§ WHAT THE TASK REQUIRES
Write out the whole listing again, exactly as given.

§ PROVIDED MATERIAL
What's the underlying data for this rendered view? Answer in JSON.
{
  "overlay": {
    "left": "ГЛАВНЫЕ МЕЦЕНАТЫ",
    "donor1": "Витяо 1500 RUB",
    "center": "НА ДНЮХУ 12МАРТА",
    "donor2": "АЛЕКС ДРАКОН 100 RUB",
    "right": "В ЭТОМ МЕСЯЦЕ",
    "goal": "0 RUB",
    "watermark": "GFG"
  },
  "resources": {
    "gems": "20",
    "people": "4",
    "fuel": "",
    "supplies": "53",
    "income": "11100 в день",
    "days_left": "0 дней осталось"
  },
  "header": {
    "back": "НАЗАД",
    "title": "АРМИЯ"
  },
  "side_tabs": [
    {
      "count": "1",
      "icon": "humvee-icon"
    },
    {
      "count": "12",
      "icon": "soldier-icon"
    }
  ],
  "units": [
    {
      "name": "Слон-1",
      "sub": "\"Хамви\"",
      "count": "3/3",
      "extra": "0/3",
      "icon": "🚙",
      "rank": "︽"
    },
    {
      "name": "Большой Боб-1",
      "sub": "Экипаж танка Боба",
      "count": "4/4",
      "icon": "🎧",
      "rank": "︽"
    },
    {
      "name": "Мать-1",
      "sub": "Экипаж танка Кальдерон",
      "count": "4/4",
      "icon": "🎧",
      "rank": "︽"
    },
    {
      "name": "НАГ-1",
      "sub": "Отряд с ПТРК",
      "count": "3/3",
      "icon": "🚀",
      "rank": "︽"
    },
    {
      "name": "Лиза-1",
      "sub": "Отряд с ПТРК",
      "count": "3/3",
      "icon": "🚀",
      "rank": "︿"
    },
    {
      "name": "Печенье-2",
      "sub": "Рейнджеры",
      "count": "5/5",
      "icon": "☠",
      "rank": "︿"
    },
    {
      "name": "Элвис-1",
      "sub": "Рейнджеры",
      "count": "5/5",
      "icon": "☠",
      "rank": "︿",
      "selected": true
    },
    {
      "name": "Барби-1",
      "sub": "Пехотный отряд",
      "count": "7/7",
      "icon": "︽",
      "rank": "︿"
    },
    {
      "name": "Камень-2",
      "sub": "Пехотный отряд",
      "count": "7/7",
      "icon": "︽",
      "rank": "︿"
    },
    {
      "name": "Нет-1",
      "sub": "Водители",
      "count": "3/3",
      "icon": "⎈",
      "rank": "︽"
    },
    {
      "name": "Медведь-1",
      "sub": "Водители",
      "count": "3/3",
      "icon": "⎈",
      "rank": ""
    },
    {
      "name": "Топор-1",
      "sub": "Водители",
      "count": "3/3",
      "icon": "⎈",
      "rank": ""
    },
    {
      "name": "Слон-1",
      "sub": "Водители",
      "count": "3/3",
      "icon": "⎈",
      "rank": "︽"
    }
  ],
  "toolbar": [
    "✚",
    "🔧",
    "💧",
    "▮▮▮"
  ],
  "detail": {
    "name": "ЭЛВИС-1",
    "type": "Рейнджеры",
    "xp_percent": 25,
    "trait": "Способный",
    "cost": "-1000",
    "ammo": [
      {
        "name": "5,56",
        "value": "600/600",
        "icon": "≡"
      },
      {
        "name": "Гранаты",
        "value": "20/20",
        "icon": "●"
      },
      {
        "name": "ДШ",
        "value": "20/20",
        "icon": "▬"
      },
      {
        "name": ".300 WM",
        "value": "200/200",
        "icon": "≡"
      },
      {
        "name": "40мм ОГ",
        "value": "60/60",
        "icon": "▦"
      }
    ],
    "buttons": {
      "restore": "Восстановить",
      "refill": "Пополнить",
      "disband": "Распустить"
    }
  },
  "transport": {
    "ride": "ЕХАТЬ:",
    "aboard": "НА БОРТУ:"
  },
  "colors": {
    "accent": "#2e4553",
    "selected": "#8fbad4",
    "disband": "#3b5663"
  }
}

§ THE SOLUTION
What's the underlying data for this rendered view? Answer in JSON.
{
  "overlay": {
    "left": "ГЛАВНЫЕ МЕЦЕНАТЫ",
    "donor1": "Витяо 1500 RUB",
    "center": "НА ДНЮХУ 12МАРТА",
    "donor2": "АЛЕКС ДРАКОН 100 RUB",
    "right": "В ЭТОМ МЕСЯЦЕ",
    "goal": "0 RUB",
    "watermark": "GFG"
  },
  "resources": {
    "gems": "20",
    "people": "4",
    "fuel": "",
    "supplies": "53",
    "income": "11100 в день",
    "days_left": "0 дней осталось"
  },
  "header": {
    "back": "НАЗАД",
    "title": "АРМИЯ"
  },
  "side_tabs": [
    {
      "count": "1",
      "icon": "humvee-icon"
    },
    {
      "count": "12",
      "icon": "soldier-icon"
    }
  ],
  "units": [
    {
      "name": "Слон-1",
      "sub": "\"Хамви\"",
      "count": "3/3",
      "extra": "0/3",
      "icon": "🚙",
      "rank": "︽"
    },
    {
      "name": "Большой Боб-1",
      "sub": "Экипаж танка Боба",
      "count": "4/4",
      "icon": "🎧",
      "rank": "︽"
    },
    {
      "name": "Мать-1",
      "sub": "Экипаж танка Кальдерон",
      "count": "4/4",
      "icon": "🎧",
      "rank": "︽"
    },
    {
      "name": "НАГ-1",
      "sub": "Отряд с ПТРК",
      "count": "3/3",
      "icon": "🚀",
      "rank": "︽"
    },
    {
      "name": "Лиза-1",
      "sub": "Отряд с ПТРК",
      "count": "3/3",
      "icon": "🚀",
      "rank": "︿"
    },
    {
      "name": "Печенье-2",
      "sub": "Рейнджеры",
      "count": "5/5",
      "icon": "☠",
      "rank": "︿"
    },
    {
      "name": "Элвис-1",
      "sub": "Рейнджеры",
      "count": "5/5",
      "icon": "☠",
      "rank": "︿",
      "selected": true
    },
    {
      "name": "Барби-1",
      "sub": "Пехотный отряд",
      "count": "7/7",
      "icon": "︽",
      "rank": "︿"
    },
    {
      "name": "Камень-2",
      "sub": "Пехотный отряд",
      "count": "7/7",
      "icon": "︽",
      "rank": "︿"
    },
    {
      "name": "Нет-1",
      "sub": "Водители",
      "count": "3/3",
      "icon": "⎈",
      "rank": "︽"
    },
    {
      "name": "Медведь-1",
      "sub": "Водители",
      "count": "3/3",
      "icon": "⎈",
      "rank": ""
    },
    {
      "name": "Топор-1",
      "sub": "Водители",
      "count": "3/3",
      "icon": "⎈",
      "rank": ""
    },
    {
      "name": "Слон-1",
      "sub": "Водители",
      "count": "3/3",
      "icon": "⎈",
      "rank": "︽"
    }
  ],
  "toolbar": [
    "✚",
    "🔧",
    "💧",
    "▮▮▮"
  ],
  "detail": {
    "name": "ЭЛВИС-1",
    "type": "Рейнджеры",
    "xp_percent": 25,
    "trait": "Способный",
    "cost": "-1000",
    "ammo": [
      {
        "name": "5,56",
        "value": "600/600",
        "icon": "≡"
      },
      {
        "name": "Гранаты",
        "value": "20/20",
        "icon": "●"
      },
      {
        "name": "ДШ",
        "value": "20/20",
        "icon": "▬"
      },
      {
        "name": ".300 WM",
        "value": "200/200",
        "icon": "≡"
      },
      {
        "name": "40мм ОГ",
        "value": "60/60",
        "icon": "▦"
      }
    ],
    "buttons": {
      "restore": "Восстановить",
      "refill": "Пополнить",
      "disband": "Распустить"
    }
  },
  "transport": {
    "ride": "ЕХАТЬ:",
    "aboard": "НА БОРТУ:"
  },
  "colors": {
    "accent": "#2e4553",
    "selected": "#8fbad4",
    "disband": "#3b5663"
  }
}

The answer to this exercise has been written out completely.